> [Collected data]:

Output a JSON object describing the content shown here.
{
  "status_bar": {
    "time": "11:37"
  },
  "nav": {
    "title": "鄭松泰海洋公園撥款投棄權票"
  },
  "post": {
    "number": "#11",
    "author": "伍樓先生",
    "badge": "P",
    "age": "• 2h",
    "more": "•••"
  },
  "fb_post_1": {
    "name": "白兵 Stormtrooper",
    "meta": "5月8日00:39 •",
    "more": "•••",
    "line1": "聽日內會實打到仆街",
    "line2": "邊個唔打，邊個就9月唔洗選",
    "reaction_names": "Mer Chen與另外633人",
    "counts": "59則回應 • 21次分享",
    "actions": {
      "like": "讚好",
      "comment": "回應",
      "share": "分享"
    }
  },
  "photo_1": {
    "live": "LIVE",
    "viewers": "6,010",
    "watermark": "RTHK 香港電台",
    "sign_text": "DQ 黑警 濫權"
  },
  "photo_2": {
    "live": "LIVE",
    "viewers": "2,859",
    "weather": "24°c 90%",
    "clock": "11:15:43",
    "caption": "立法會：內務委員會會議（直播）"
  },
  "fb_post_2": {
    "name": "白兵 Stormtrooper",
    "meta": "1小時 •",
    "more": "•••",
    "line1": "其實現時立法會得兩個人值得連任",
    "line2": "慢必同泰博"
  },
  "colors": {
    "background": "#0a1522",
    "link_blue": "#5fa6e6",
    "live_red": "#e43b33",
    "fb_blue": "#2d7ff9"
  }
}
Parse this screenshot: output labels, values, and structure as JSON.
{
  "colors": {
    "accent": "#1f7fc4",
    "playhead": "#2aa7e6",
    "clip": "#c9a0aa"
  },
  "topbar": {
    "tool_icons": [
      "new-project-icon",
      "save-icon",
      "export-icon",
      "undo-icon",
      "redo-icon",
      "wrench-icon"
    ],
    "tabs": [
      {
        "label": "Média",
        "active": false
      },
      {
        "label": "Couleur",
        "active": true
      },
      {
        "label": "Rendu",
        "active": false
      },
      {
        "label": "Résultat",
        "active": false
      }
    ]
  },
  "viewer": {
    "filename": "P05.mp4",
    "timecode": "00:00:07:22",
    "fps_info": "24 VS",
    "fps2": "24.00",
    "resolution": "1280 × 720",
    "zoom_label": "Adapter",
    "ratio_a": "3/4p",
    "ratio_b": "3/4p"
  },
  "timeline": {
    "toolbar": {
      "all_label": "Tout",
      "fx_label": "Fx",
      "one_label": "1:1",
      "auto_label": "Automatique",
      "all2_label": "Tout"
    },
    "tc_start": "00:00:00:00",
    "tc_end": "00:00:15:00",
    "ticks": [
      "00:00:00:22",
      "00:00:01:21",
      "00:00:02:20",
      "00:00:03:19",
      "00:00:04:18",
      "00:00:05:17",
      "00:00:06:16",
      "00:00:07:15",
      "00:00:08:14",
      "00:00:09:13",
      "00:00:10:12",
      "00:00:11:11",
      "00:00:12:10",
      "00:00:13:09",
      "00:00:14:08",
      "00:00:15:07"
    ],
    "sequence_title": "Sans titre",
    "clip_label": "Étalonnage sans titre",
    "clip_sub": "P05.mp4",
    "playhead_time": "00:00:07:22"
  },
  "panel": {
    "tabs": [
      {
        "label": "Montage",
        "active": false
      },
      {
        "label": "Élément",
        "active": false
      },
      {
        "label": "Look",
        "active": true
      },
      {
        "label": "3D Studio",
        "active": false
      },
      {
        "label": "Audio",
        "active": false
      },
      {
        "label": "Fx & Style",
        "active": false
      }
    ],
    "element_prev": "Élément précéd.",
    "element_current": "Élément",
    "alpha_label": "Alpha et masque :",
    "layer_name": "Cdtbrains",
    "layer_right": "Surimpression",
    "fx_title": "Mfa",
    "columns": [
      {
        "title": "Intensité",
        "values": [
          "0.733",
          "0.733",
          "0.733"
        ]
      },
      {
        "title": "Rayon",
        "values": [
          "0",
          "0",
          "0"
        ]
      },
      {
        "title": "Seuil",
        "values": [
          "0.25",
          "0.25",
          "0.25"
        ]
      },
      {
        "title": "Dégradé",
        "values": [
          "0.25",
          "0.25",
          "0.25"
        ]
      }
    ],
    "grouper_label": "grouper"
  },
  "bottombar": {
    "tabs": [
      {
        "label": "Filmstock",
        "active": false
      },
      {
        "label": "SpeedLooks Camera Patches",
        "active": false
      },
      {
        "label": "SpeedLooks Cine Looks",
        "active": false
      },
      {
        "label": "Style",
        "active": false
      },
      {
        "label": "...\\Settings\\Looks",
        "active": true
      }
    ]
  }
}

> [Written problem]:
Go through the material above line by line and copy it exactly.

> [Exercise response]:
Output a JSON object describing the content shown here.
{
  "status_bar": {
    "time": "11:37"
  },
  "nav": {
    "title": "鄭松泰海洋公園撥款投棄權票"
  },
  "post": {
    "number": "#11",
    "author": "伍樓先生",
    "badge": "P",
    "age": "• 2h",
    "more": "•••"
  },
  "fb_post_1": {
    "name": "白兵 Stormtrooper",
    "meta": "5月8日00:39 •",
    "more": "•••",
    "line1": "聽日內會實打到仆街",
    "line2": "邊個唔打，邊個就9月唔洗選",
    "reaction_names": "Mer Chen與另外633人",
    "counts": "59則回應 • 21次分享",
    "actions": {
      "like": "讚好",
      "comment": "回應",
      "share": "分享"
    }
  },
  "photo_1": {
    "live": "LIVE",
    "viewers": "6,010",
    "watermark": "RTHK 香港電台",
    "sign_text": "DQ 黑警 濫權"
  },
  "photo_2": {
    "live": "LIVE",
    "viewers": "2,859",
    "weather": "24°c 90%",
    "clock": "11:15:43",
    "caption": "立法會：內務委員會會議（直播）"
  },
  "fb_post_2": {
    "name": "白兵 Stormtrooper",
    "meta": "1小時 •",
    "more": "•••",
    "line1": "其實現時立法會得兩個人值得連任",
    "line2": "慢必同泰博"
  },
  "colors": {
    "background": "#0a1522",
    "link_blue": "#5fa6e6",
    "live_red": "#e43b33",
    "fb_blue": "#2d7ff9"
  }
}
Parse this screenshot: output labels, values, and structure as JSON.
{
  "colors": {
    "accent": "#1f7fc4",
    "playhead": "#2aa7e6",
    "clip": "#c9a0aa"
  },
  "topbar": {
    "tool_icons": [
      "new-project-icon",
      "save-icon",
      "export-icon",
      "undo-icon",
      "redo-icon",
      "wrench-icon"
    ],
    "tabs": [
      {
        "label": "Média",
        "active": false
      },
      {
        "label": "Couleur",
        "active": true
      },
      {
        "label": "Rendu",
        "active": false
      },
      {
        "label": "Résultat",
        "active": false
      }
    ]
  },
  "viewer": {
    "filename": "P05.mp4",
    "timecode": "00:00:07:22",
    "fps_info": "24 VS",
    "fps2": "24.00",
    "resolution": "1280 × 720",
    "zoom_label": "Adapter",
    "ratio_a": "3/4p",
    "ratio_b": "3/4p"
  },
  "timeline": {
    "toolbar": {
      "all_label": "Tout",
      "fx_label": "Fx",
      "one_label": "1:1",
      "auto_label": "Automatique",
      "all2_label": "Tout"
    },
    "tc_start": "00:00:00:00",
    "tc_end": "00:00:15:00",
    "ticks": [
      "00:00:00:22",
      "00:00:01:21",
      "00:00:02:20",
      "00:00:03:19",
      "00:00:04:18",
      "00:00:05:17",
      "00:00:06:16",
      "00:00:07:15",
      "00:00:08:14",
      "00:00:09:13",
      "00:00:10:12",
      "00:00:11:11",
      "00:00:12:10",
      "00:00:13:09",
      "00:00:14:08",
      "00:00:15:07"
    ],
    "sequence_title": "Sans titre",
    "clip_label": "Étalonnage sans titre",
    "clip_sub": "P05.mp4",
    "playhead_time": "00:00:07:22"
  },
  "panel": {
    "tabs": [
      {
        "label": "Montage",
        "active": false
      },
      {
        "label": "Élément",
        "active": false
      },
      {
        "label": "Look",
        "active": true
      },
      {
        "label": "3D Studio",
        "active": false
      },
      {
        "label": "Audio",
        "active": false
      },
      {
        "label": "Fx & Style",
        "active": false
      }
    ],
    "element_prev": "Élément précéd.",
    "element_current": "Élément",
    "alpha_label": "Alpha et masque :",
    "layer_name": "Cdtbrains",
    "layer_right": "Surimpression",
    "fx_title": "Mfa",
    "columns": [
      {
        "title": "Intensité",
        "values": [
          "0.733",
          "0.733",
          "0.733"
        ]
      },
      {
        "title": "Rayon",
        "values": [
          "0",
          "0",
          "0"
        ]
      },
      {
        "title": "Seuil",
        "values": [
          "0.25",
          "0.25",
          "0.25"
        ]
      },
      {
        "title": "Dégradé",
        "values": [
          "0.25",
          "0.25",
          "0.25"
        ]
      }
    ],
    "grouper_label": "grouper"
  },
  "bottombar": {
    "tabs": [
      {
        "label": "Filmstock",
        "active": false
      },
      {
        "label": "SpeedLooks Camera Patches",
        "active": false
      },
      {
        "label": "SpeedLooks Cine Looks",
        "active": false
      },
      {
        "label": "Style",
        "active": false
      },
      {
        "label": "...\\Settings\\Looks",
        "active": true
      }
    ]
  }
}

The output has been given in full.